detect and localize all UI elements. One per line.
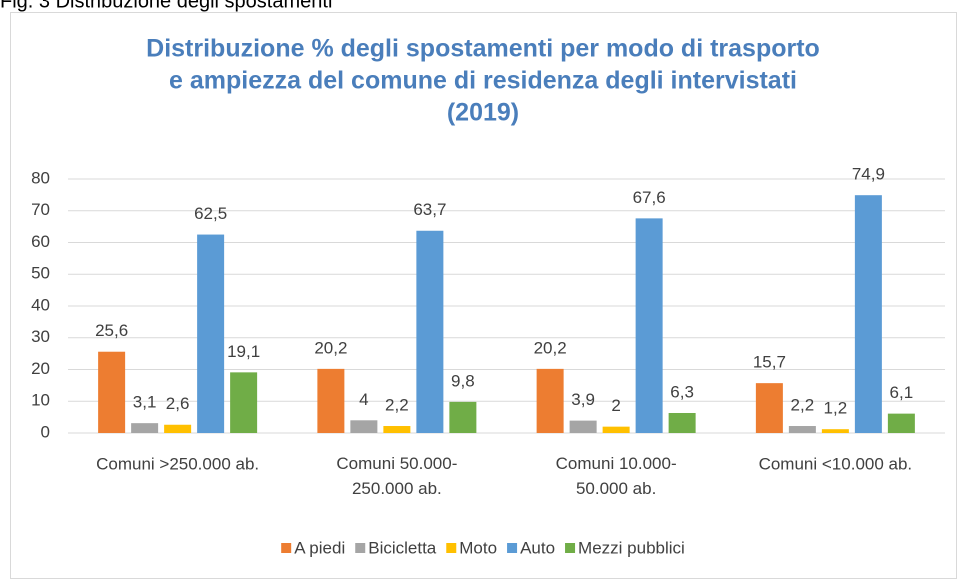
bar <box>635 218 663 433</box>
legend-label: Moto <box>459 538 497 557</box>
bar <box>821 429 849 433</box>
chart-title: e ampiezza del comune di residenza degli… <box>169 67 797 95</box>
chart-title: Distribuzione % degli spostamenti per mo… <box>146 35 820 63</box>
legend-swatch <box>565 543 576 553</box>
y-tick-label: 20 <box>31 359 50 378</box>
bar <box>755 383 783 433</box>
data-label: 2,2 <box>791 395 815 414</box>
bar <box>668 412 696 433</box>
bar <box>197 234 225 433</box>
bar <box>569 420 597 433</box>
y-tick-label: 80 <box>31 168 50 187</box>
data-label: 6,3 <box>670 382 694 401</box>
legend-swatch <box>507 543 518 553</box>
chart-frame <box>10 12 957 579</box>
x-tick-label: Comuni >250.000 ab. <box>96 454 259 473</box>
legend-swatch <box>281 543 292 553</box>
x-tick-label: Comuni 10.000-50.000 ab. <box>556 454 677 498</box>
data-label: 6,1 <box>890 383 914 402</box>
data-label: 25,6 <box>95 321 128 340</box>
data-label: 20,2 <box>314 338 347 357</box>
y-tick-label: 10 <box>31 391 50 410</box>
data-label: 15,7 <box>753 353 786 372</box>
data-label: 19,1 <box>227 342 260 361</box>
chart-title: (2019) <box>447 99 519 127</box>
data-label: 2 <box>611 396 620 415</box>
figure-caption: Fig. 3 Distribuzione degli spostamenti <box>0 0 332 12</box>
data-label: 20,2 <box>534 338 567 357</box>
data-label: 1,2 <box>824 399 848 418</box>
bar <box>854 195 882 433</box>
bar <box>887 413 915 433</box>
bar <box>164 424 192 433</box>
data-label: 67,6 <box>633 188 666 207</box>
legend-label: Auto <box>520 538 555 557</box>
data-label: 63,7 <box>413 200 446 219</box>
bar <box>317 368 345 433</box>
bar <box>230 372 258 433</box>
legend-label: A piedi <box>294 538 345 557</box>
y-tick-label: 50 <box>31 264 50 283</box>
y-tick-label: 30 <box>31 327 50 346</box>
data-label: 74,9 <box>852 165 885 184</box>
legend-swatch <box>355 543 366 553</box>
bar <box>449 401 477 433</box>
bar <box>788 426 816 433</box>
data-label: 4 <box>359 390 368 409</box>
bar <box>350 420 378 433</box>
y-tick-label: 40 <box>31 295 50 314</box>
x-tick-label: Comuni 50.000-250.000 ab. <box>336 454 457 498</box>
data-label: 3,9 <box>571 390 595 409</box>
bar <box>602 426 630 433</box>
data-label: 9,8 <box>451 371 475 390</box>
x-tick-label: Comuni <10.000 ab. <box>759 454 913 473</box>
data-label: 3,1 <box>133 393 157 412</box>
data-label: 62,5 <box>194 204 227 223</box>
legend-label: Mezzi pubblici <box>578 538 685 557</box>
bar <box>416 230 444 433</box>
data-label: 2,2 <box>385 395 409 414</box>
legend-swatch <box>446 543 457 553</box>
bar <box>536 368 564 433</box>
legend-label: Bicicletta <box>368 538 437 557</box>
y-tick-label: 0 <box>41 422 50 441</box>
y-tick-label: 60 <box>31 232 50 251</box>
y-tick-label: 70 <box>31 200 50 219</box>
bar <box>131 423 159 433</box>
bar <box>383 426 411 433</box>
bar <box>98 351 126 433</box>
data-label: 2,6 <box>166 394 190 413</box>
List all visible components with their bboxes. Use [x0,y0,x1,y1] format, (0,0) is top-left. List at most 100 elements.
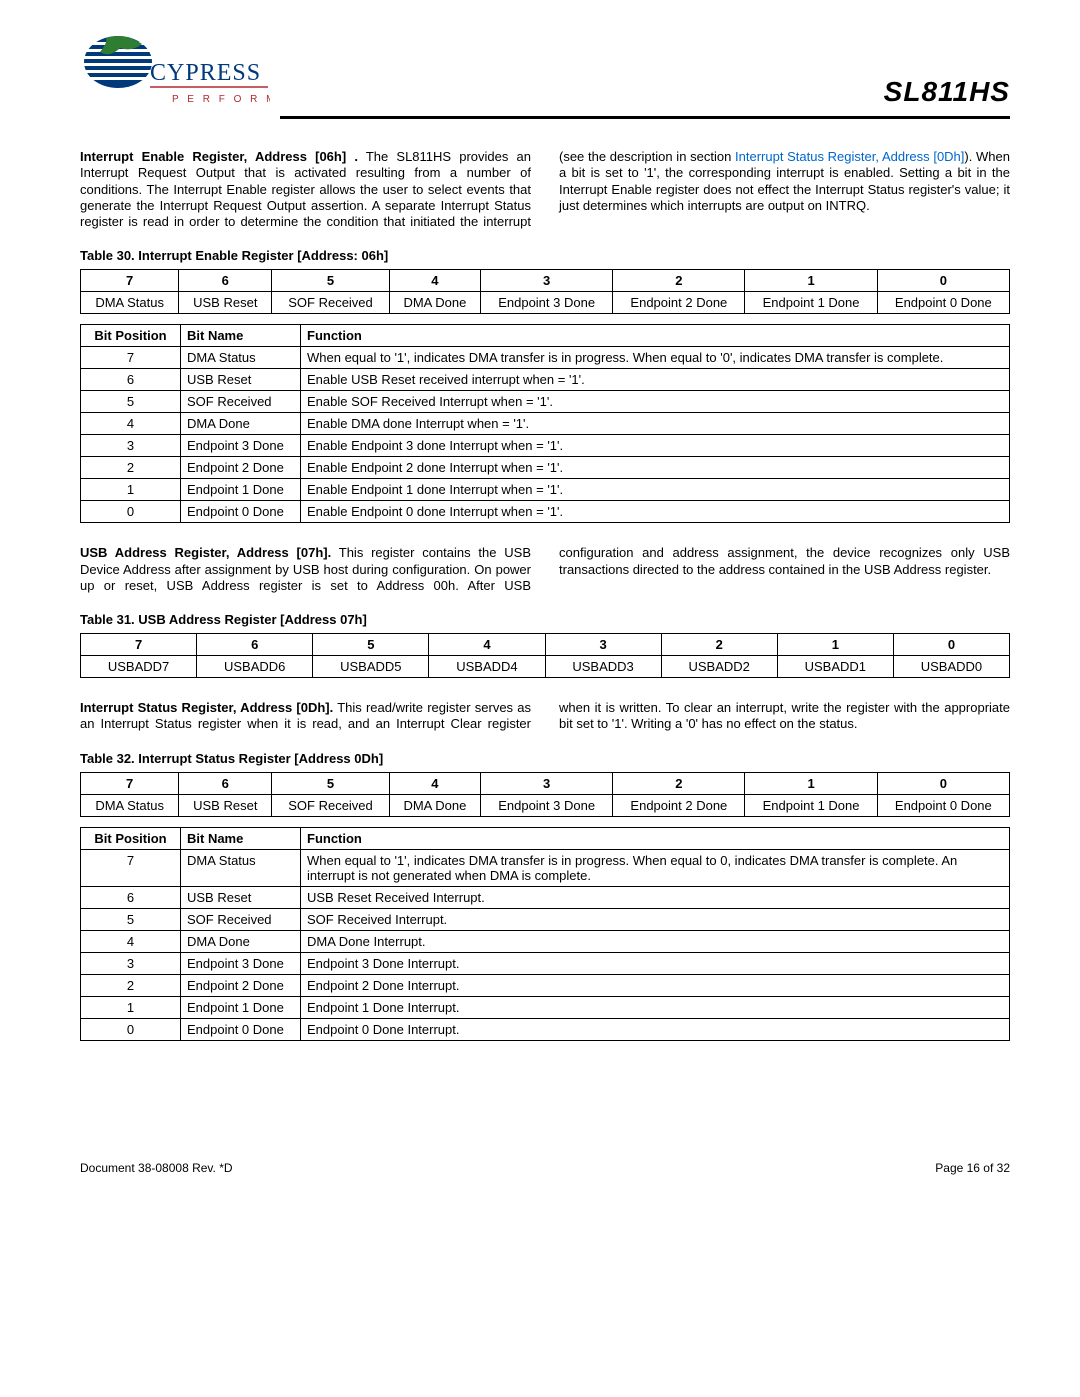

※

Directive: Please rewrite the listing above as a JSON array of strings with one string per line. Skip blank lines and leave out the pictures.

Exercise solution:
[
  "detect and localize all UI elements. One per line.",
  "bar <box>635 218 663 433</box>",
  "legend-label: Moto <box>459 538 497 557</box>",
  "bar <box>821 429 849 433</box>",
  "chart-title: e ampiezza del comune di residenza degli… <box>169 67 797 95</box>",
  "chart-title: Distribuzione % degli spostamenti per mo… <box>146 35 820 63</box>",
  "legend-swatch <box>565 543 576 553</box>",
  "y-tick-label: 20 <box>31 359 50 378</box>",
  "bar <box>755 383 783 433</box>",
  "data-label: 2,2 <box>791 395 815 414</box>",
  "bar <box>668 412 696 433</box>",
  "bar <box>197 234 225 433</box>",
  "bar <box>569 420 597 433</box>",
  "y-tick-label: 80 <box>31 168 50 187</box>",
  "data-label: 6,3 <box>670 382 694 401</box>",
  "legend-swatch <box>507 543 518 553</box>",
  "chart-frame <box>10 12 957 579</box>",
  "x-tick-label: Comuni >250.000 ab. <box>96 454 259 473</box>",
  "legend-swatch <box>281 543 292 553</box>",
  "x-tick-label: Comuni 10.000-50.000 ab. <box>556 454 677 498</box>",
  "data-label: 6,1 <box>890 383 914 402</box>",
  "data-label: 25,6 <box>95 321 128 340</box>",
  "data-label: 20,2 <box>314 338 347 357</box>",
  "y-tick-label: 10 <box>31 391 50 410</box>",
  "data-label: 15,7 <box>753 353 786 372</box>",
  "data-label: 19,1 <box>227 342 260 361</box>",
  "chart-title: (2019) <box>447 99 519 127</box>",
  "data-label: 2 <box>611 396 620 415</box>",
  "figure-caption: Fig. 3 Distribuzione degli spostamenti <box>0 0 332 12</box>",
  "data-label: 20,2 <box>534 338 567 357</box>",
  "data-label: 1,2 <box>824 399 848 418</box>",
  "bar <box>854 195 882 433</box>",
  "bar <box>887 413 915 433</box>",
  "bar <box>164 424 192 433</box>",
  "data-label: 67,6 <box>633 188 666 207</box>",
  "legend-label: Auto <box>520 538 555 557</box>",
  "data-label: 63,7 <box>413 200 446 219</box>",
  "bar <box>317 368 345 433</box>",
  "bar <box>230 372 258 433</box>",
  "legend-label: A piedi <box>294 538 345 557</box>",
  "y-tick-label: 50 <box>31 264 50 283</box>",
  "y-tick-label: 30 <box>31 327 50 346</box>",
  "data-label: 74,9 <box>852 165 885 184</box>",
  "legend-swatch <box>355 543 366 553</box>",
  "bar <box>449 401 477 433</box>",
  "bar <box>788 426 816 433</box>",
  "data-label: 4 <box>359 390 368 409</box>",
  "bar <box>350 420 378 433</box>",
  "y-tick-label: 40 <box>31 295 50 314</box>",
  "x-tick-label: Comuni 50.000-250.000 ab. <box>336 454 457 498</box>",
  "data-label: 3,9 <box>571 390 595 409</box>",
  "bar <box>602 426 630 433</box>",
  "data-label: 9,8 <box>451 371 475 390</box>",
  "x-tick-label: Comuni <10.000 ab. <box>759 454 913 473</box>",
  "data-label: 3,1 <box>133 393 157 412</box>",
  "data-label: 62,5 <box>194 204 227 223</box>",
  "legend-label: Mezzi pubblici <box>578 538 685 557</box>",
  "bar <box>416 230 444 433</box>",
  "data-label: 2,2 <box>385 395 409 414</box>",
  "legend-swatch <box>446 543 457 553</box>",
  "bar <box>536 368 564 433</box>",
  "legend-label: Bicicletta <box>368 538 437 557</box>",
  "y-tick-label: 0 <box>41 422 50 441</box>",
  "y-tick-label: 60 <box>31 232 50 251</box>",
  "y-tick-label: 70 <box>31 200 50 219</box>",
  "bar <box>131 423 159 433</box>",
  "bar <box>383 426 411 433</box>",
  "bar <box>98 351 126 433</box>",
  "data-label: 2,6 <box>166 394 190 413</box>",
  "List all visible components with their bboxes. Use [x0,y0,x1,y1] format, (0,0) is top-left. List at most 100 elements."
]